#### Job
Switch "bounding boxes" to "box coordinates" in the rows below and reproduce them with everything else unchanged, leaving out the pictures.

-- Begin Records shown --

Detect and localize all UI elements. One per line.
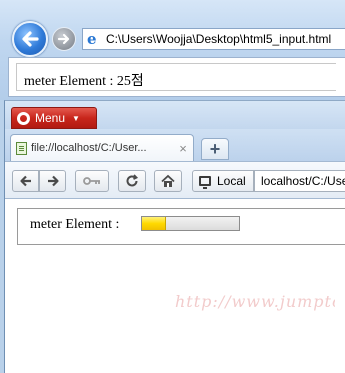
forward-button[interactable]	[52, 27, 76, 51]
address-field[interactable]: localhost/C:/Use	[254, 170, 345, 192]
tab-title: file://localhost/C:/User...	[31, 142, 147, 154]
back-button[interactable]	[12, 170, 39, 192]
monitor-icon	[199, 176, 211, 189]
opera-tabbar: file://localhost/C:/User... × +	[5, 129, 345, 161]
ie-url-text: C:\Users\Woojja\Desktop\html5_input.html	[106, 32, 332, 46]
forward-arrow-icon	[47, 175, 59, 187]
opera-menu-label: Menu	[35, 111, 66, 125]
forward-arrow-icon	[57, 33, 70, 45]
opera-toolbar: Local localhost/C:/Use	[5, 161, 345, 199]
meter-element	[141, 216, 240, 231]
ie-page-content: meter Element : 25점	[8, 57, 345, 97]
key-icon	[83, 177, 100, 185]
opera-page-content: meter Element : http://www.jumptovb.net	[5, 199, 345, 373]
watermark: http://www.jumptovb.net	[175, 291, 345, 318]
home-icon	[161, 174, 175, 187]
ie-meter-label: meter Element : 25점	[24, 74, 144, 89]
reload-button[interactable]	[118, 170, 146, 192]
back-arrow-icon	[22, 31, 39, 47]
forward-button[interactable]	[39, 170, 66, 192]
back-arrow-icon	[19, 175, 31, 187]
opera-titlebar: Menu ▼	[5, 101, 345, 129]
document-icon	[16, 141, 27, 155]
back-button[interactable]	[12, 21, 48, 57]
opera-logo-icon	[17, 111, 30, 125]
meter-fill	[142, 217, 167, 230]
ie-logo-icon: e	[87, 29, 97, 48]
ie-window: e C:\Users\Woojja\Desktop\html5_input.ht…	[0, 0, 345, 100]
meter-label: meter Element :	[30, 217, 120, 232]
home-button[interactable]	[154, 170, 182, 192]
ie-address-bar[interactable]: e C:\Users\Woojja\Desktop\html5_input.ht…	[82, 28, 345, 50]
opera-window: Menu ▼ file://localhost/C:/User... × + L…	[4, 100, 345, 373]
security-badge[interactable]: Local	[192, 170, 254, 192]
ie-content-frame: meter Element : 25점	[16, 63, 336, 91]
tab-close-icon[interactable]: ×	[176, 141, 190, 156]
content-frame: meter Element :	[17, 208, 345, 245]
tab-current[interactable]: file://localhost/C:/User... ×	[10, 134, 194, 161]
reload-icon	[126, 174, 139, 187]
opera-menu-button[interactable]: Menu ▼	[11, 107, 97, 129]
chevron-down-icon: ▼	[72, 113, 80, 123]
svg-text:http://www.jumptovb.net: http://www.jumptovb.net	[175, 292, 335, 311]
security-label: Local	[217, 174, 246, 188]
watermark-logo: http://www.jumptovb.net	[175, 292, 345, 311]
wand-key-button[interactable]	[75, 170, 109, 192]
new-tab-button[interactable]: +	[201, 138, 229, 160]
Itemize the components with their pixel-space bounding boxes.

-- End Records shown --

#### Answer for the task
Detect and localize all UI elements. One per line.
forward-button[interactable]	[52, 27, 76, 51]
address-field[interactable]: localhost/C:/Use	[254, 170, 345, 192]
tab-title: file://localhost/C:/User...	[31, 142, 147, 154]
back-button[interactable]	[12, 170, 39, 192]
monitor-icon	[199, 176, 211, 189]
opera-tabbar: file://localhost/C:/User... × +	[5, 129, 345, 161]
ie-url-text: C:\Users\Woojja\Desktop\html5_input.html	[106, 32, 332, 46]
forward-arrow-icon	[47, 175, 59, 187]
opera-menu-label: Menu	[35, 111, 66, 125]
forward-arrow-icon	[57, 33, 70, 45]
opera-toolbar: Local localhost/C:/Use	[5, 161, 345, 199]
meter-element	[141, 216, 240, 231]
ie-page-content: meter Element : 25점	[8, 57, 345, 97]
key-icon	[83, 177, 100, 185]
opera-page-content: meter Element : http://www.jumptovb.net	[5, 199, 345, 373]
watermark: http://www.jumptovb.net	[175, 291, 345, 318]
home-icon	[161, 174, 175, 187]
ie-meter-label: meter Element : 25점	[24, 74, 144, 89]
reload-button[interactable]	[118, 170, 146, 192]
back-arrow-icon	[22, 31, 39, 47]
forward-button[interactable]	[39, 170, 66, 192]
back-arrow-icon	[19, 175, 31, 187]
opera-titlebar: Menu ▼	[5, 101, 345, 129]
document-icon	[16, 141, 27, 155]
back-button[interactable]	[12, 21, 48, 57]
opera-logo-icon	[17, 111, 30, 125]
meter-fill	[142, 217, 167, 230]
ie-logo-icon: e	[87, 29, 97, 48]
ie-window: e C:\Users\Woojja\Desktop\html5_input.ht…	[0, 0, 345, 100]
meter-label: meter Element :	[30, 217, 120, 232]
home-button[interactable]	[154, 170, 182, 192]
ie-address-bar[interactable]: e C:\Users\Woojja\Desktop\html5_input.ht…	[82, 28, 345, 50]
opera-window: Menu ▼ file://localhost/C:/User... × + L…	[4, 100, 345, 373]
security-badge[interactable]: Local	[192, 170, 254, 192]
ie-content-frame: meter Element : 25점	[16, 63, 336, 91]
tab-close-icon[interactable]: ×	[176, 141, 190, 156]
content-frame: meter Element :	[17, 208, 345, 245]
tab-current[interactable]: file://localhost/C:/User... ×	[10, 134, 194, 161]
reload-icon	[126, 174, 139, 187]
opera-menu-button[interactable]: Menu ▼	[11, 107, 97, 129]
chevron-down-icon: ▼	[72, 113, 80, 123]
svg-text:http://www.jumptovb.net: http://www.jumptovb.net	[175, 292, 335, 311]
security-label: Local	[217, 174, 246, 188]
watermark-logo: http://www.jumptovb.net	[175, 292, 345, 311]
wand-key-button[interactable]	[75, 170, 109, 192]
new-tab-button[interactable]: +	[201, 138, 229, 160]
Itemize the components with their pixel-space box coordinates.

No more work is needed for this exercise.